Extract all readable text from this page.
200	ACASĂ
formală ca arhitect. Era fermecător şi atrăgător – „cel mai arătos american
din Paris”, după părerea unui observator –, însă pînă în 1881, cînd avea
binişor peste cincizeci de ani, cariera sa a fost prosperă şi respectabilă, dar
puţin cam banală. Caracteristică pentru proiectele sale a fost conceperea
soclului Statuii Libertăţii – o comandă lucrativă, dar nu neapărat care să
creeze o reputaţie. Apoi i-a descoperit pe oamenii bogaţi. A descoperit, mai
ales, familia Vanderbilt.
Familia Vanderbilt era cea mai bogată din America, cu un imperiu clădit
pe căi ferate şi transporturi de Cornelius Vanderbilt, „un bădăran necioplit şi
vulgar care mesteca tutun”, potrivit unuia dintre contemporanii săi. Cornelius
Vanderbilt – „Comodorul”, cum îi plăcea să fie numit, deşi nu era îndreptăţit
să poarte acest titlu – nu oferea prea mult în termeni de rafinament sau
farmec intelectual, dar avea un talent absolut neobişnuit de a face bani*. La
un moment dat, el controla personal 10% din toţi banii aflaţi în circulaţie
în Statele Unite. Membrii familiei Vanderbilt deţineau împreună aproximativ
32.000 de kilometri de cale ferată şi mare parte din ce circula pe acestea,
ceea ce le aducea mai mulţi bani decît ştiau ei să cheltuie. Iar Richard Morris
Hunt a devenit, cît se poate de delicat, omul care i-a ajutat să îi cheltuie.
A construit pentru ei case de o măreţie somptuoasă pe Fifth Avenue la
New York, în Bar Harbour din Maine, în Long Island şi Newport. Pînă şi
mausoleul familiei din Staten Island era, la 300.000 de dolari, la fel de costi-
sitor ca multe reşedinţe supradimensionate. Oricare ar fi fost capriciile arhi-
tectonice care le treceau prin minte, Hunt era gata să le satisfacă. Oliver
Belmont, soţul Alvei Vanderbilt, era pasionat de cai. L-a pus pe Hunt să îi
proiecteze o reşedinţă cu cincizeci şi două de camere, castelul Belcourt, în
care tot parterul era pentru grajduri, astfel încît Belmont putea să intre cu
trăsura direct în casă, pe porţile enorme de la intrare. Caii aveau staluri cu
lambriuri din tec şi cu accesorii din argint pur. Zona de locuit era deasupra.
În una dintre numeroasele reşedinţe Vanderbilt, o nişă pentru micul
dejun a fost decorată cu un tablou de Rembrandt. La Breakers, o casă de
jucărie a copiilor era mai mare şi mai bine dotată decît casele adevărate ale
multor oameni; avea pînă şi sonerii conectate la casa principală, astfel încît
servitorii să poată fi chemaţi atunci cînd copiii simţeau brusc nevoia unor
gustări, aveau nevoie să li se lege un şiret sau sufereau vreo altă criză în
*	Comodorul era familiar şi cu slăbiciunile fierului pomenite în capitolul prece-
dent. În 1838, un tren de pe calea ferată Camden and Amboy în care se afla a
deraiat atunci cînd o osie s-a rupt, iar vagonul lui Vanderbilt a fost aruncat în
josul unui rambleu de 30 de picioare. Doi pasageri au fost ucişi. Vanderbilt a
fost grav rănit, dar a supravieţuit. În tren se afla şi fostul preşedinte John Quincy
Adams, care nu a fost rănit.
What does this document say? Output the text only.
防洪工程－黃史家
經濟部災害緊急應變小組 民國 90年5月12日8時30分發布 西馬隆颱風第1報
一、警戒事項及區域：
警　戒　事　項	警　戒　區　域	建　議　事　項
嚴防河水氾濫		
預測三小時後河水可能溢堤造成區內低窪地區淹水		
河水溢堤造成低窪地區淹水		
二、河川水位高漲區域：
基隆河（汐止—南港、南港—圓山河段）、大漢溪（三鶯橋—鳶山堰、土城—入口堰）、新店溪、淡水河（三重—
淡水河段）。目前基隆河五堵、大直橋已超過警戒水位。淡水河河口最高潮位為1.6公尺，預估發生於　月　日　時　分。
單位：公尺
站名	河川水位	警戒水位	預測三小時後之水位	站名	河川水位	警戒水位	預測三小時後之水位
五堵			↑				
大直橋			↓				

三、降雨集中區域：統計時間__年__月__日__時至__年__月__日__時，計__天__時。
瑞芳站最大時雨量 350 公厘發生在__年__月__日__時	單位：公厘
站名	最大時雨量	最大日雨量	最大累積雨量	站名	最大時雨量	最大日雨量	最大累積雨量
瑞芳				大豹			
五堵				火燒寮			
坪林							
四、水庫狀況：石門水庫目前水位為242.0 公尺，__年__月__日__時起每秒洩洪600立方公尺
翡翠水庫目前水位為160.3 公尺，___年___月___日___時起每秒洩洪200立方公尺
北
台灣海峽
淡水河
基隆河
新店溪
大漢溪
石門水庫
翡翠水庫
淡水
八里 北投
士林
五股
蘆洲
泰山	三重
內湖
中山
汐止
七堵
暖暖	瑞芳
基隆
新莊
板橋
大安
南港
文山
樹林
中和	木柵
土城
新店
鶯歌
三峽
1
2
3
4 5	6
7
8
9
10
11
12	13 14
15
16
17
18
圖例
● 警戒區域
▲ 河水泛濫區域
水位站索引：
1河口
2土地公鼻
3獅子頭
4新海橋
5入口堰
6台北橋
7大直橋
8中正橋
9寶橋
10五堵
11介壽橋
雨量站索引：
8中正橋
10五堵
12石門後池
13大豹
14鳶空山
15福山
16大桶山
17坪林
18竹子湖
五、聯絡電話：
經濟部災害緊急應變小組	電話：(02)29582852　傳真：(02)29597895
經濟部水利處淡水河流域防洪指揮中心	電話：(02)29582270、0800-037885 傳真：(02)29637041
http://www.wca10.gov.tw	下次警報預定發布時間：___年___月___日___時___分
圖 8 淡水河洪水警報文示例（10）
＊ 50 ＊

### INSTRUCTION
Emit the records above again, exactly, with no line skipped.

### OUTPUT BELOW
Extract all readable text from this page.
200	ACASĂ
formală ca arhitect. Era fermecător şi atrăgător – „cel mai arătos american
din Paris”, după părerea unui observator –, însă pînă în 1881, cînd avea
binişor peste cincizeci de ani, cariera sa a fost prosperă şi respectabilă, dar
puţin cam banală. Caracteristică pentru proiectele sale a fost conceperea
soclului Statuii Libertăţii – o comandă lucrativă, dar nu neapărat care să
creeze o reputaţie. Apoi i-a descoperit pe oamenii bogaţi. A descoperit, mai
ales, familia Vanderbilt.
Familia Vanderbilt era cea mai bogată din America, cu un imperiu clădit
pe căi ferate şi transporturi de Cornelius Vanderbilt, „un bădăran necioplit şi
vulgar care mesteca tutun”, potrivit unuia dintre contemporanii săi. Cornelius
Vanderbilt – „Comodorul”, cum îi plăcea să fie numit, deşi nu era îndreptăţit
să poarte acest titlu – nu oferea prea mult în termeni de rafinament sau
farmec intelectual, dar avea un talent absolut neobişnuit de a face bani*. La
un moment dat, el controla personal 10% din toţi banii aflaţi în circulaţie
în Statele Unite. Membrii familiei Vanderbilt deţineau împreună aproximativ
32.000 de kilometri de cale ferată şi mare parte din ce circula pe acestea,
ceea ce le aducea mai mulţi bani decît ştiau ei să cheltuie. Iar Richard Morris
Hunt a devenit, cît se poate de delicat, omul care i-a ajutat să îi cheltuie.
A construit pentru ei case de o măreţie somptuoasă pe Fifth Avenue la
New York, în Bar Harbour din Maine, în Long Island şi Newport. Pînă şi
mausoleul familiei din Staten Island era, la 300.000 de dolari, la fel de costi-
sitor ca multe reşedinţe supradimensionate. Oricare ar fi fost capriciile arhi-
tectonice care le treceau prin minte, Hunt era gata să le satisfacă. Oliver
Belmont, soţul Alvei Vanderbilt, era pasionat de cai. L-a pus pe Hunt să îi
proiecteze o reşedinţă cu cincizeci şi două de camere, castelul Belcourt, în
care tot parterul era pentru grajduri, astfel încît Belmont putea să intre cu
trăsura direct în casă, pe porţile enorme de la intrare. Caii aveau staluri cu
lambriuri din tec şi cu accesorii din argint pur. Zona de locuit era deasupra.
În una dintre numeroasele reşedinţe Vanderbilt, o nişă pentru micul
dejun a fost decorată cu un tablou de Rembrandt. La Breakers, o casă de
jucărie a copiilor era mai mare şi mai bine dotată decît casele adevărate ale
multor oameni; avea pînă şi sonerii conectate la casa principală, astfel încît
servitorii să poată fi chemaţi atunci cînd copiii simţeau brusc nevoia unor
gustări, aveau nevoie să li se lege un şiret sau sufereau vreo altă criză în
*	Comodorul era familiar şi cu slăbiciunile fierului pomenite în capitolul prece-
dent. În 1838, un tren de pe calea ferată Camden and Amboy în care se afla a
deraiat atunci cînd o osie s-a rupt, iar vagonul lui Vanderbilt a fost aruncat în
josul unui rambleu de 30 de picioare. Doi pasageri au fost ucişi. Vanderbilt a
fost grav rănit, dar a supravieţuit. În tren se afla şi fostul preşedinte John Quincy
Adams, care nu a fost rănit.
What does this document say? Output the text only.
防洪工程－黃史家
經濟部災害緊急應變小組 民國 90年5月12日8時30分發布 西馬隆颱風第1報
一、警戒事項及區域：
警　戒　事　項	警　戒　區　域	建　議　事　項
嚴防河水氾濫		
預測三小時後河水可能溢堤造成區內低窪地區淹水		
河水溢堤造成低窪地區淹水		
二、河川水位高漲區域：
基隆河（汐止—南港、南港—圓山河段）、大漢溪（三鶯橋—鳶山堰、土城—入口堰）、新店溪、淡水河（三重—
淡水河段）。目前基隆河五堵、大直橋已超過警戒水位。淡水河河口最高潮位為1.6公尺，預估發生於　月　日　時　分。
單位：公尺
站名	河川水位	警戒水位	預測三小時後之水位	站名	河川水位	警戒水位	預測三小時後之水位
五堵			↑				
大直橋			↓				

三、降雨集中區域：統計時間__年__月__日__時至__年__月__日__時，計__天__時。
瑞芳站最大時雨量 350 公厘發生在__年__月__日__時	單位：公厘
站名	最大時雨量	最大日雨量	最大累積雨量	站名	最大時雨量	最大日雨量	最大累積雨量
瑞芳				大豹			
五堵				火燒寮			
坪林							
四、水庫狀況：石門水庫目前水位為242.0 公尺，__年__月__日__時起每秒洩洪600立方公尺
翡翠水庫目前水位為160.3 公尺，___年___月___日___時起每秒洩洪200立方公尺
北
台灣海峽
淡水河
基隆河
新店溪
大漢溪
石門水庫
翡翠水庫
淡水
八里 北投
士林
五股
蘆洲
泰山	三重
內湖
中山
汐止
七堵
暖暖	瑞芳
基隆
新莊
板橋
大安
南港
文山
樹林
中和	木柵
土城
新店
鶯歌
三峽
1
2
3
4 5	6
7
8
9
10
11
12	13 14
15
16
17
18
圖例
● 警戒區域
▲ 河水泛濫區域
水位站索引：
1河口
2土地公鼻
3獅子頭
4新海橋
5入口堰
6台北橋
7大直橋
8中正橋
9寶橋
10五堵
11介壽橋
雨量站索引：
8中正橋
10五堵
12石門後池
13大豹
14鳶空山
15福山
16大桶山
17坪林
18竹子湖
五、聯絡電話：
經濟部災害緊急應變小組	電話：(02)29582852　傳真：(02)29597895
經濟部水利處淡水河流域防洪指揮中心	電話：(02)29582270、0800-037885 傳真：(02)29637041
http://www.wca10.gov.tw	下次警報預定發布時間：___年___月___日___時___分
圖 8 淡水河洪水警報文示例（10）
＊ 50 ＊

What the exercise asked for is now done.